*** DATA SHOWN ***

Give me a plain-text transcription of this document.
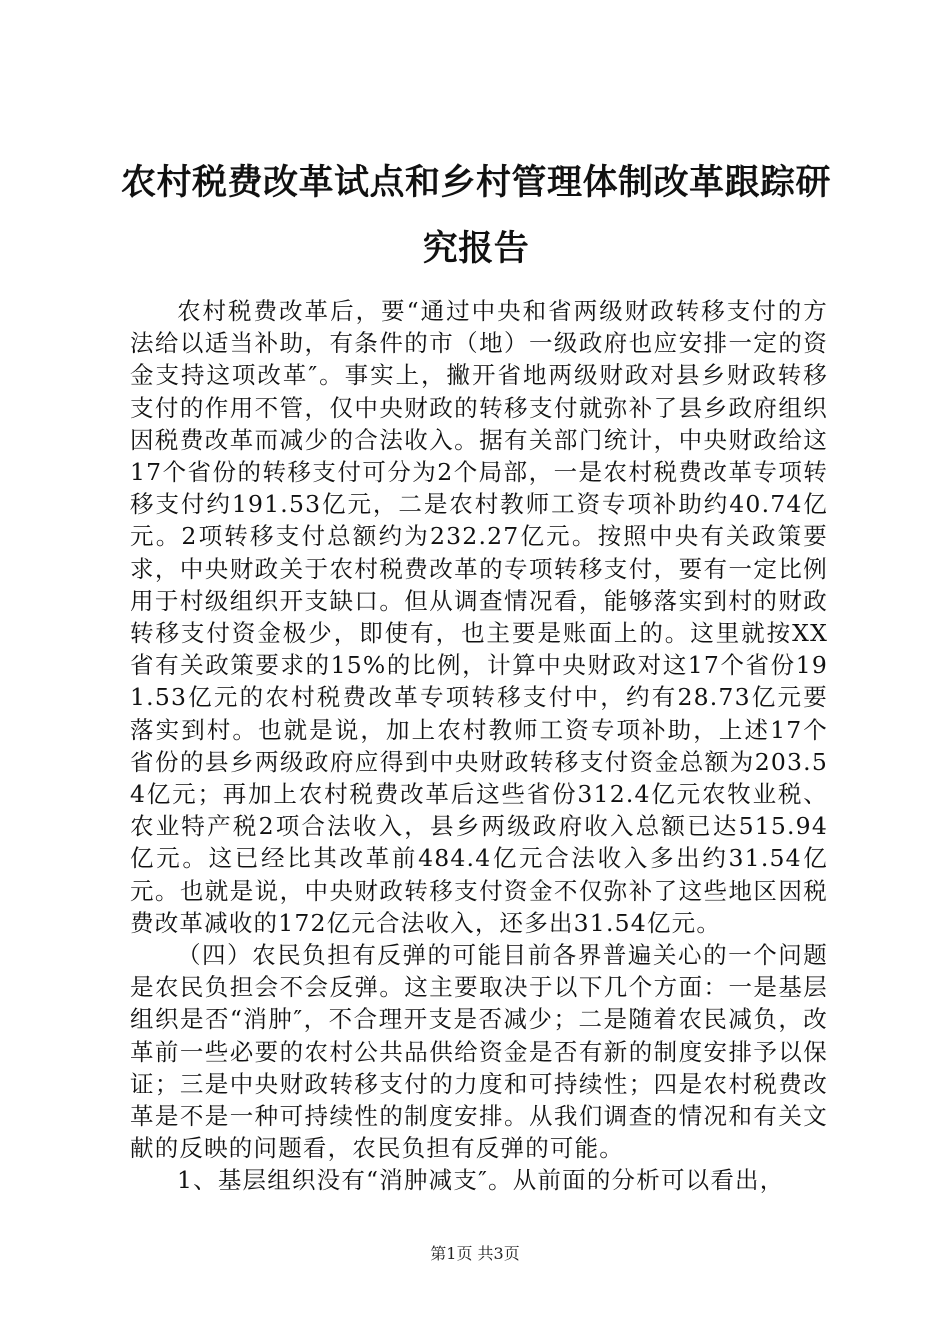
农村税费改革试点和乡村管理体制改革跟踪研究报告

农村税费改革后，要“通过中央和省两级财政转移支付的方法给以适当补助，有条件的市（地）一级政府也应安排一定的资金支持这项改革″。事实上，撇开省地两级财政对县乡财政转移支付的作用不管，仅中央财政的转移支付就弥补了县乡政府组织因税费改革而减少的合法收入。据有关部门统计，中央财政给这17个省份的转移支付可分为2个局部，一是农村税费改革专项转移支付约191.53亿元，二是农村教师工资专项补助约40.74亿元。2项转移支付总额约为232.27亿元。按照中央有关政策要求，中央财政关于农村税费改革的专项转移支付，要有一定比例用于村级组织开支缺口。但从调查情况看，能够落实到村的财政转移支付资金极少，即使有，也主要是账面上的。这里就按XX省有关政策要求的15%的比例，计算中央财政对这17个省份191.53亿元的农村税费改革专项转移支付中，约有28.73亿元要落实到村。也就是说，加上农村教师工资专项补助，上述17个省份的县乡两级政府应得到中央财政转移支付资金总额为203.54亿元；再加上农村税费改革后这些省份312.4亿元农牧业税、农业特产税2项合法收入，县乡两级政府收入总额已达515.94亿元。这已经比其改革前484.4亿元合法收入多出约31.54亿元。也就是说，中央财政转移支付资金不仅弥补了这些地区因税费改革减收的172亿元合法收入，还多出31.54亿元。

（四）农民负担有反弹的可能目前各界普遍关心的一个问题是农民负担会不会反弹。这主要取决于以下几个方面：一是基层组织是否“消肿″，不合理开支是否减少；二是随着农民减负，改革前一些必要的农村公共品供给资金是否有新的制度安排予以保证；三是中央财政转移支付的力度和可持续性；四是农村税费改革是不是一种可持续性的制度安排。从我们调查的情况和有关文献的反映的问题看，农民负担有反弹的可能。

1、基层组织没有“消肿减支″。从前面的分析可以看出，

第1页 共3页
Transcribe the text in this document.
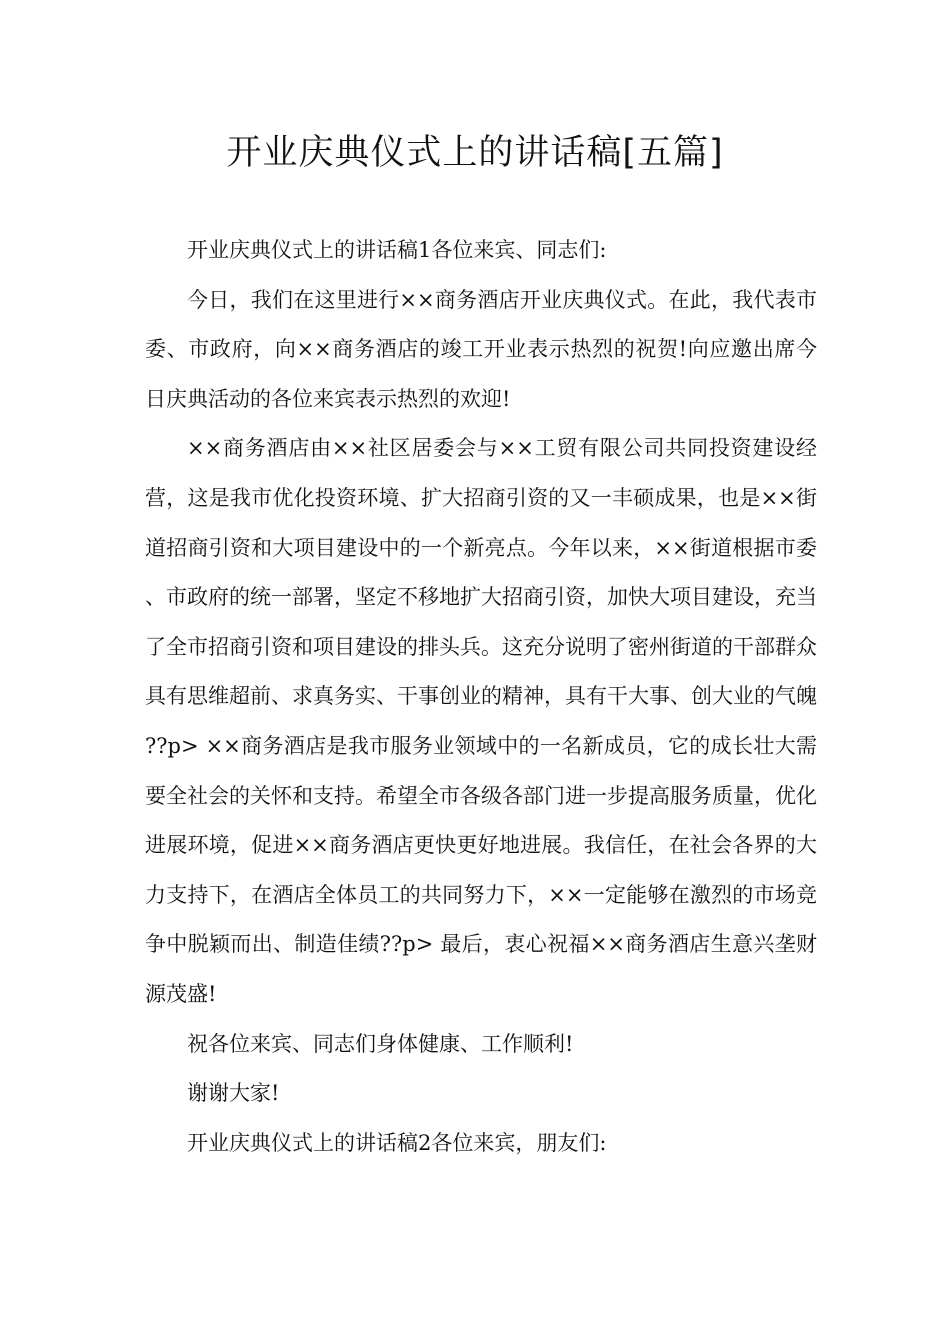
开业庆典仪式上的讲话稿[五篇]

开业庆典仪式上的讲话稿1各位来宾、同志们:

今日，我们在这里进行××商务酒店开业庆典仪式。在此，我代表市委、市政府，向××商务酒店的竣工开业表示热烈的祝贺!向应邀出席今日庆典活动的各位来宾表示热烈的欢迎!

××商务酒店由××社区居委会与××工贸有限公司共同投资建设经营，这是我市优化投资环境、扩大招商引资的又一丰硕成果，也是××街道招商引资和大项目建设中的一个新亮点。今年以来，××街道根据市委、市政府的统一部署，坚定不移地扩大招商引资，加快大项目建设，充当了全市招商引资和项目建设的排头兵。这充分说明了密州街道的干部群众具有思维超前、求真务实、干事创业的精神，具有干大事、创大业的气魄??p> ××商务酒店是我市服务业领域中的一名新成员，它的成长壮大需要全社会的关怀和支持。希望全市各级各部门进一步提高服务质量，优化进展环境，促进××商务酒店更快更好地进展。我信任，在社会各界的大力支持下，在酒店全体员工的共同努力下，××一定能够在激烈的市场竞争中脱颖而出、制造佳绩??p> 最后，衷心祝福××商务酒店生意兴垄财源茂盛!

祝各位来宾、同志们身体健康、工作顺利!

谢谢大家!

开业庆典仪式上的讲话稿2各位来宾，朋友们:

***

OBJECTIVE –
Read the lines above. Gather those in which the string "document" is found.

FINAL RESULT –
Give me a plain-text transcription of this document.
Transcribe the text in this document.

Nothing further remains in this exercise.